WORK TASK 1:
List every finding that the abstract on cytomegalovirus entry introduces with the words "we could" followed by "show".
WORK TASK 2:
According to the abstract on cytomegalovirus entry, what is PDGFR-alpha-dependent entry not dependent on?

EXERCISE PASSAGE:
BEGIN

Human cytomegalovirus glycoprotein complex gH/gL/gO uses PDGFR-α as a key for entry.

Herpesvirus gH/gL envelope glycoprotein complexes are key players in virus entry as ligands for host cell receptors and by promoting fusion of viral envelopes with cellular membranes. Human cytomegalovirus ( HCMV) has two alternative gH/gL complexes, gH/gL/gO and gH/gL/UL128,130,131A which both shape the HCMV tropism. By studying binding of HCMV particles to fibroblasts, we could for the first time show that virion gH/gL/gO binds to platelet-derived growth factor-alpha (PDGFR-alpha) on the surface of fibroblasts and that gH/gL/gO either directly or indirectly recruits gB to this complex. PDGFR-alpha functions as an entry receptor for HCMV expressing gH/gL/gO, but not for HCMV mutants lacking the gH/gL/gO complex. PDGFR-alpha-dependent entry is not dependent on activation of PDGFR-alpha. We could also show that the gH/gL/gO-PDGFR-alpha interaction starts the predominant entry pathway for infection of fibroblasts with free virus. Cell-associated virus spread is either driven by gH/gL/gO interacting with PDGFR-alpha or by the gH/gL/UL128,130,131A complex. PDGFR-alpha-positive cells may thus be preferred first target cells for infections with free virus which might have implications for the design of future HCMV vaccines or anti-HCMV drugs.

END

Document structure recognition data:
BEGIN

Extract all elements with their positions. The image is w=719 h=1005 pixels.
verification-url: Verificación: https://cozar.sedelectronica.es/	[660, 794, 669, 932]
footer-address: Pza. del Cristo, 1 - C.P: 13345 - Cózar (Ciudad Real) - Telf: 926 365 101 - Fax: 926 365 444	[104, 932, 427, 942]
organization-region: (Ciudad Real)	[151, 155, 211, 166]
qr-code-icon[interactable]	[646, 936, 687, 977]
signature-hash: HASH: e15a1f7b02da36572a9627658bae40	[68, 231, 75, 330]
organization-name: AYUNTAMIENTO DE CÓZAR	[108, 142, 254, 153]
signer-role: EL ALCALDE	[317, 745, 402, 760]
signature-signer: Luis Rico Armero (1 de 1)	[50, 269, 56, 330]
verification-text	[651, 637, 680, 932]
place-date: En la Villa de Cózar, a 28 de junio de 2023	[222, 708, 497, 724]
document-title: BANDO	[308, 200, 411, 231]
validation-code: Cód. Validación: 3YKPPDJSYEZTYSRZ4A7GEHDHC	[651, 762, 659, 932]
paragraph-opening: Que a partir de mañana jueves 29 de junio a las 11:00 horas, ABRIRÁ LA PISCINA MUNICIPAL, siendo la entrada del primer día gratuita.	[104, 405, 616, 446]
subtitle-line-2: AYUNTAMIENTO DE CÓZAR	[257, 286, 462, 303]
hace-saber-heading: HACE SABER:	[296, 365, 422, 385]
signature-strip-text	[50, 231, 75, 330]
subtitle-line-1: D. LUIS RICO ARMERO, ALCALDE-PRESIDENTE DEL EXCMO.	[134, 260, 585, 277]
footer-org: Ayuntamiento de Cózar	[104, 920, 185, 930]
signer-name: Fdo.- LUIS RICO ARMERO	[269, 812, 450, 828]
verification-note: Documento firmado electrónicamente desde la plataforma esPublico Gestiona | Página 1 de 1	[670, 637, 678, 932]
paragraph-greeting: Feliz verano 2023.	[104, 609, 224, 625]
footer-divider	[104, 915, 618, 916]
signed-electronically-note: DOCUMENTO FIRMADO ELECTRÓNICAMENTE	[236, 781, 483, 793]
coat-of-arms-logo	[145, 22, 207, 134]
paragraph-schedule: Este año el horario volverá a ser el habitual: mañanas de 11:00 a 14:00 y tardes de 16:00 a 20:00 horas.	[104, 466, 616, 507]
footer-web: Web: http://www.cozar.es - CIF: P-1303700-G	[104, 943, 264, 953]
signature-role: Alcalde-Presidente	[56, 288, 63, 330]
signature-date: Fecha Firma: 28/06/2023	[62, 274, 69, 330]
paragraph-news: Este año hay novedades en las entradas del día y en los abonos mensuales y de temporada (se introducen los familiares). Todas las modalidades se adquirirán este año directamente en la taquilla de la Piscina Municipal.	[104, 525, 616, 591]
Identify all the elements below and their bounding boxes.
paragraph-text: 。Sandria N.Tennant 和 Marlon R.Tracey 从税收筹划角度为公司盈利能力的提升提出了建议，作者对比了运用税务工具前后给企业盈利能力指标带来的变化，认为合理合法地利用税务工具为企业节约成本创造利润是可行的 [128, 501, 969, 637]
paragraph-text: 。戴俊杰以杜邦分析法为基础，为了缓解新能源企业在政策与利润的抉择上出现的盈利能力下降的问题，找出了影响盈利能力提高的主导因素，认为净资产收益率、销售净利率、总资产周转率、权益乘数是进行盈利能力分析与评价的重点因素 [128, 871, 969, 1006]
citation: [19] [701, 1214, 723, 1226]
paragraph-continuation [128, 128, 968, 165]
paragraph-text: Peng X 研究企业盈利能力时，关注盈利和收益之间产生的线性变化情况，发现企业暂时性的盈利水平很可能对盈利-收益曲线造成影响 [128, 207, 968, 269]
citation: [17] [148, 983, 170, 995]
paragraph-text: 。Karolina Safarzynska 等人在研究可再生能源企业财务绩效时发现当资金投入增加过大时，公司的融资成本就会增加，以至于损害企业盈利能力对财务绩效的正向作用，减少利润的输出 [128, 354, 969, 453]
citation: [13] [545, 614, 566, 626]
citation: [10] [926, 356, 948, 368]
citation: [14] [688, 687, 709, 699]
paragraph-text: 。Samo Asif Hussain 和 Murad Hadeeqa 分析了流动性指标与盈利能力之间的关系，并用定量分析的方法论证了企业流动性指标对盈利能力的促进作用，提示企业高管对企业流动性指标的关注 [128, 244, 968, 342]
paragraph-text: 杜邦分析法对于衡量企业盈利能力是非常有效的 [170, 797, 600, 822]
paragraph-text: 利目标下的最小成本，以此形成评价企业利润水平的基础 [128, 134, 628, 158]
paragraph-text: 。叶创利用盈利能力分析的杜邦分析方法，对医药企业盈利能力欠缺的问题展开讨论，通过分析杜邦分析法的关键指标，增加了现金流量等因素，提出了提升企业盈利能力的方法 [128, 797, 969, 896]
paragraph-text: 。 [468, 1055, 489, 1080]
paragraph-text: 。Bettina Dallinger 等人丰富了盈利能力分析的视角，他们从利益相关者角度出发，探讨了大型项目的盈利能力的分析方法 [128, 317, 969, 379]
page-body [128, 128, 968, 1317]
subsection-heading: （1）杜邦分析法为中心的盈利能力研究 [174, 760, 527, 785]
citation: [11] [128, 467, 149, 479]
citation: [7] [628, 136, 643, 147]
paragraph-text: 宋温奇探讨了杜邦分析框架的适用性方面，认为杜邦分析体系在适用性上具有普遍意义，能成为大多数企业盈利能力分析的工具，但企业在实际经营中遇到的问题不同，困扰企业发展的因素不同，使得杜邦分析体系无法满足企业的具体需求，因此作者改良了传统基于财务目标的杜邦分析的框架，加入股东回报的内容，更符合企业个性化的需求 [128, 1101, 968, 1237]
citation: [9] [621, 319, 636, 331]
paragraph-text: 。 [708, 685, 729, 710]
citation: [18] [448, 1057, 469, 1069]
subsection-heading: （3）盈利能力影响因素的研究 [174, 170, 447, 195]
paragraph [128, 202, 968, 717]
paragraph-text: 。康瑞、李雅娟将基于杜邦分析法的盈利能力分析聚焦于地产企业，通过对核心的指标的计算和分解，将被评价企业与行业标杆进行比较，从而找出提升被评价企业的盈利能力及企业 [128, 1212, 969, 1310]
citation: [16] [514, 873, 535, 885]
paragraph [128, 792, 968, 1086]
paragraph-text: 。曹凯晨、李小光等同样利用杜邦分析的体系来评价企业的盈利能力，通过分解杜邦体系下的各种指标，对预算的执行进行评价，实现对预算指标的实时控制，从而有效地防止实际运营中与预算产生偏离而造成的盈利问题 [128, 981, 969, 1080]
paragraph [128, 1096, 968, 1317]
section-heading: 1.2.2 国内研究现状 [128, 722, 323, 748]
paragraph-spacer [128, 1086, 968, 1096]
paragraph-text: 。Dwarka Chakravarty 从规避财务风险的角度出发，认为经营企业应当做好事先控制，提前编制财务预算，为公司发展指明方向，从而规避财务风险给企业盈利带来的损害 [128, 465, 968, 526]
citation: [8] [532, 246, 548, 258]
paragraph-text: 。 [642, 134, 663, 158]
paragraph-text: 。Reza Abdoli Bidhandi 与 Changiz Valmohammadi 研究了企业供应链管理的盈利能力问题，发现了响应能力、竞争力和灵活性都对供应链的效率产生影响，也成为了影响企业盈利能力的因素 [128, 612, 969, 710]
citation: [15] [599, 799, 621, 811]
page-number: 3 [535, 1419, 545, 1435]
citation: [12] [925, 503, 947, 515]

END

YOUR SOLUTION 1:
- Virion gH/gL/gO binds to PDGFR-alpha on the surface of fibroblasts.
- gH/gL/gO either directly or indirectly recruits gB to this complex.
- The gH/gL/gO-PDGFR-alpha interaction starts the predominant entry pathway for infection of fibroblasts with free virus.

YOUR SOLUTION 2:
Activation of PDGFR-alpha.